Aim:
Print every line of the listing exactly, please.

Begin Input rows

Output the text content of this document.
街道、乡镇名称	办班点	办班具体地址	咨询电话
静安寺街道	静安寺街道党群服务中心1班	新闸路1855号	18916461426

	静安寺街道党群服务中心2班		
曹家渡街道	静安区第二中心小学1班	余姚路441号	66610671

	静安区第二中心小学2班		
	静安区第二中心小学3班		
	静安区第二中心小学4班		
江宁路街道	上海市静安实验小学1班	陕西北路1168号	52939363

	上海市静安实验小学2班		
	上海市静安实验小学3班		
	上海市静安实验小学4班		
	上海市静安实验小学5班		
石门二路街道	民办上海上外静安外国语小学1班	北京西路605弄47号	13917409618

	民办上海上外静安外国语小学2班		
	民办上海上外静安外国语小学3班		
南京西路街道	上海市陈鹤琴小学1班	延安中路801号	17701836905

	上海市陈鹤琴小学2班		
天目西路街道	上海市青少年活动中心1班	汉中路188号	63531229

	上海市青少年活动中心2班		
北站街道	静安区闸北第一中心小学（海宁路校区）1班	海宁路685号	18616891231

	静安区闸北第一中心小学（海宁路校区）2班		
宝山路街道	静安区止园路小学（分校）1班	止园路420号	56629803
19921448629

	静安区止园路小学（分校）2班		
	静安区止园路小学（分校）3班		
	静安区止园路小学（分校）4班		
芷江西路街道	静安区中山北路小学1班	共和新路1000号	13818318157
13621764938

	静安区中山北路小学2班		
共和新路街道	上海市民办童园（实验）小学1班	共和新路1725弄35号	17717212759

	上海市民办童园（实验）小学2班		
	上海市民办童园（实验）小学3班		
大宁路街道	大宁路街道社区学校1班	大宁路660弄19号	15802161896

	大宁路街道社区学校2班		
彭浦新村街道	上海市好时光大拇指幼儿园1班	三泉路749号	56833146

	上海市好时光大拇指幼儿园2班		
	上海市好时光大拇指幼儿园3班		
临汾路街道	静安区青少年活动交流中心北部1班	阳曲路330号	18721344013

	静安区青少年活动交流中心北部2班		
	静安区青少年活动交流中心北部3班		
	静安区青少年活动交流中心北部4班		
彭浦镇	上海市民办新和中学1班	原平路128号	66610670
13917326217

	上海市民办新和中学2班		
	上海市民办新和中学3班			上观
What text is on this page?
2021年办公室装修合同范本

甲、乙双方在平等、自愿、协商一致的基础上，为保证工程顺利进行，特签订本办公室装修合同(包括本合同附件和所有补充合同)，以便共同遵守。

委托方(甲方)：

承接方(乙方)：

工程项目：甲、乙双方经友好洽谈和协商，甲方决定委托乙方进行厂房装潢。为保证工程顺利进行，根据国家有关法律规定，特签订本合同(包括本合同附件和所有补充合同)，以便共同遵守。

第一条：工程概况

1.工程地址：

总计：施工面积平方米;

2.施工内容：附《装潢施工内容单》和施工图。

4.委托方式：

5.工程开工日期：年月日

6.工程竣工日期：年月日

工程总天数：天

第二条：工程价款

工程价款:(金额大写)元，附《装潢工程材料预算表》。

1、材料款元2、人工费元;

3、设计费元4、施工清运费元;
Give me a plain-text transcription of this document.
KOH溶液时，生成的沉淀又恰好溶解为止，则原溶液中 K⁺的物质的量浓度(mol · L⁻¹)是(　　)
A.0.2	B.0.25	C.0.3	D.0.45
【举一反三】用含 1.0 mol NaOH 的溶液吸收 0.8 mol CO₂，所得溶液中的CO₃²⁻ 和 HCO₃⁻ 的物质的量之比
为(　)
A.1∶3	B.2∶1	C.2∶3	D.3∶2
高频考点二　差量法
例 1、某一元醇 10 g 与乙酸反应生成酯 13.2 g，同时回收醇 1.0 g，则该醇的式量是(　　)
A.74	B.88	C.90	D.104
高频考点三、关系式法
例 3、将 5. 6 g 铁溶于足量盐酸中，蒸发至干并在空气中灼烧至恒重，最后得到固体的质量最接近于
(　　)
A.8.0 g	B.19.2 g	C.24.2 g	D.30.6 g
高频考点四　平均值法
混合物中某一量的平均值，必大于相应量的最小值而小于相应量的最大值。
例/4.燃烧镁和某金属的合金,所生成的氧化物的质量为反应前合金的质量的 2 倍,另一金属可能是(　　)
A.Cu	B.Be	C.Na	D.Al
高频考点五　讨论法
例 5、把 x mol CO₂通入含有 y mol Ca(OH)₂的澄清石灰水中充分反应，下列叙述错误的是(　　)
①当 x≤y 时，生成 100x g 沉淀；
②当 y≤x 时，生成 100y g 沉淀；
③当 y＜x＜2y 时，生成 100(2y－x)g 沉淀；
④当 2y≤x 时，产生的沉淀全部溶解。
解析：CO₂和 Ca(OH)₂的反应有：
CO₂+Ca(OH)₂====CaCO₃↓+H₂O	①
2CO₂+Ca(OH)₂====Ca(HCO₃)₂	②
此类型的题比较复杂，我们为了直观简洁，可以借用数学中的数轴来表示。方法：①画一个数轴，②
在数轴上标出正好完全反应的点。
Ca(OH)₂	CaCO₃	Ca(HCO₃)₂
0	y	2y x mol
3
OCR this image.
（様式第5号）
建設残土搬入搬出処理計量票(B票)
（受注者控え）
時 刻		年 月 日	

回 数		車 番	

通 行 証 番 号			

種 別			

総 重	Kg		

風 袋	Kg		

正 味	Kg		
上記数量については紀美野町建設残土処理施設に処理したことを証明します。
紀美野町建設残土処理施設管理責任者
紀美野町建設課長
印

End Input rows

Response to the task:
Output the text content of this document.
街道、乡镇名称	办班点	办班具体地址	咨询电话
静安寺街道	静安寺街道党群服务中心1班	新闸路1855号	18916461426

	静安寺街道党群服务中心2班		
曹家渡街道	静安区第二中心小学1班	余姚路441号	66610671

	静安区第二中心小学2班		
	静安区第二中心小学3班		
	静安区第二中心小学4班		
江宁路街道	上海市静安实验小学1班	陕西北路1168号	52939363

	上海市静安实验小学2班		
	上海市静安实验小学3班		
	上海市静安实验小学4班		
	上海市静安实验小学5班		
石门二路街道	民办上海上外静安外国语小学1班	北京西路605弄47号	13917409618

	民办上海上外静安外国语小学2班		
	民办上海上外静安外国语小学3班		
南京西路街道	上海市陈鹤琴小学1班	延安中路801号	17701836905

	上海市陈鹤琴小学2班		
天目西路街道	上海市青少年活动中心1班	汉中路188号	63531229

	上海市青少年活动中心2班		
北站街道	静安区闸北第一中心小学（海宁路校区）1班	海宁路685号	18616891231

	静安区闸北第一中心小学（海宁路校区）2班		
宝山路街道	静安区止园路小学（分校）1班	止园路420号	56629803
19921448629

	静安区止园路小学（分校）2班		
	静安区止园路小学（分校）3班		
	静安区止园路小学（分校）4班		
芷江西路街道	静安区中山北路小学1班	共和新路1000号	13818318157
13621764938

	静安区中山北路小学2班		
共和新路街道	上海市民办童园（实验）小学1班	共和新路1725弄35号	17717212759

	上海市民办童园（实验）小学2班		
	上海市民办童园（实验）小学3班		
大宁路街道	大宁路街道社区学校1班	大宁路660弄19号	15802161896

	大宁路街道社区学校2班		
彭浦新村街道	上海市好时光大拇指幼儿园1班	三泉路749号	56833146

	上海市好时光大拇指幼儿园2班		
	上海市好时光大拇指幼儿园3班		
临汾路街道	静安区青少年活动交流中心北部1班	阳曲路330号	18721344013

	静安区青少年活动交流中心北部2班		
	静安区青少年活动交流中心北部3班		
	静安区青少年活动交流中心北部4班		
彭浦镇	上海市民办新和中学1班	原平路128号	66610670
13917326217

	上海市民办新和中学2班		
	上海市民办新和中学3班			上观
What text is on this page?
2021年办公室装修合同范本

甲、乙双方在平等、自愿、协商一致的基础上，为保证工程顺利进行，特签订本办公室装修合同(包括本合同附件和所有补充合同)，以便共同遵守。

委托方(甲方)：

承接方(乙方)：

工程项目：甲、乙双方经友好洽谈和协商，甲方决定委托乙方进行厂房装潢。为保证工程顺利进行，根据国家有关法律规定，特签订本合同(包括本合同附件和所有补充合同)，以便共同遵守。

第一条：工程概况

1.工程地址：

总计：施工面积平方米;

2.施工内容：附《装潢施工内容单》和施工图。

4.委托方式：

5.工程开工日期：年月日

6.工程竣工日期：年月日

工程总天数：天

第二条：工程价款

工程价款:(金额大写)元，附《装潢工程材料预算表》。

1、材料款元2、人工费元;

3、设计费元4、施工清运费元;
Give me a plain-text transcription of this document.
KOH溶液时，生成的沉淀又恰好溶解为止，则原溶液中 K⁺的物质的量浓度(mol · L⁻¹)是(　　)
A.0.2	B.0.25	C.0.3	D.0.45
【举一反三】用含 1.0 mol NaOH 的溶液吸收 0.8 mol CO₂，所得溶液中的CO₃²⁻ 和 HCO₃⁻ 的物质的量之比
为(　)
A.1∶3	B.2∶1	C.2∶3	D.3∶2
高频考点二　差量法
例 1、某一元醇 10 g 与乙酸反应生成酯 13.2 g，同时回收醇 1.0 g，则该醇的式量是(　　)
A.74	B.88	C.90	D.104
高频考点三、关系式法
例 3、将 5. 6 g 铁溶于足量盐酸中，蒸发至干并在空气中灼烧至恒重，最后得到固体的质量最接近于
(　　)
A.8.0 g	B.19.2 g	C.24.2 g	D.30.6 g
高频考点四　平均值法
混合物中某一量的平均值，必大于相应量的最小值而小于相应量的最大值。
例/4.燃烧镁和某金属的合金,所生成的氧化物的质量为反应前合金的质量的 2 倍,另一金属可能是(　　)
A.Cu	B.Be	C.Na	D.Al
高频考点五　讨论法
例 5、把 x mol CO₂通入含有 y mol Ca(OH)₂的澄清石灰水中充分反应，下列叙述错误的是(　　)
①当 x≤y 时，生成 100x g 沉淀；
②当 y≤x 时，生成 100y g 沉淀；
③当 y＜x＜2y 时，生成 100(2y－x)g 沉淀；
④当 2y≤x 时，产生的沉淀全部溶解。
解析：CO₂和 Ca(OH)₂的反应有：
CO₂+Ca(OH)₂====CaCO₃↓+H₂O	①
2CO₂+Ca(OH)₂====Ca(HCO₃)₂	②
此类型的题比较复杂，我们为了直观简洁，可以借用数学中的数轴来表示。方法：①画一个数轴，②
在数轴上标出正好完全反应的点。
Ca(OH)₂	CaCO₃	Ca(HCO₃)₂
0	y	2y x mol
3
OCR this image.
（様式第5号）
建設残土搬入搬出処理計量票(B票)
（受注者控え）
時 刻		年 月 日	

回 数		車 番	

通 行 証 番 号			

種 別			

総 重	Kg		

風 袋	Kg		

正 味	Kg		
上記数量については紀美野町建設残土処理施設に処理したことを証明します。
紀美野町建設残土処理施設管理責任者
紀美野町建設課長
印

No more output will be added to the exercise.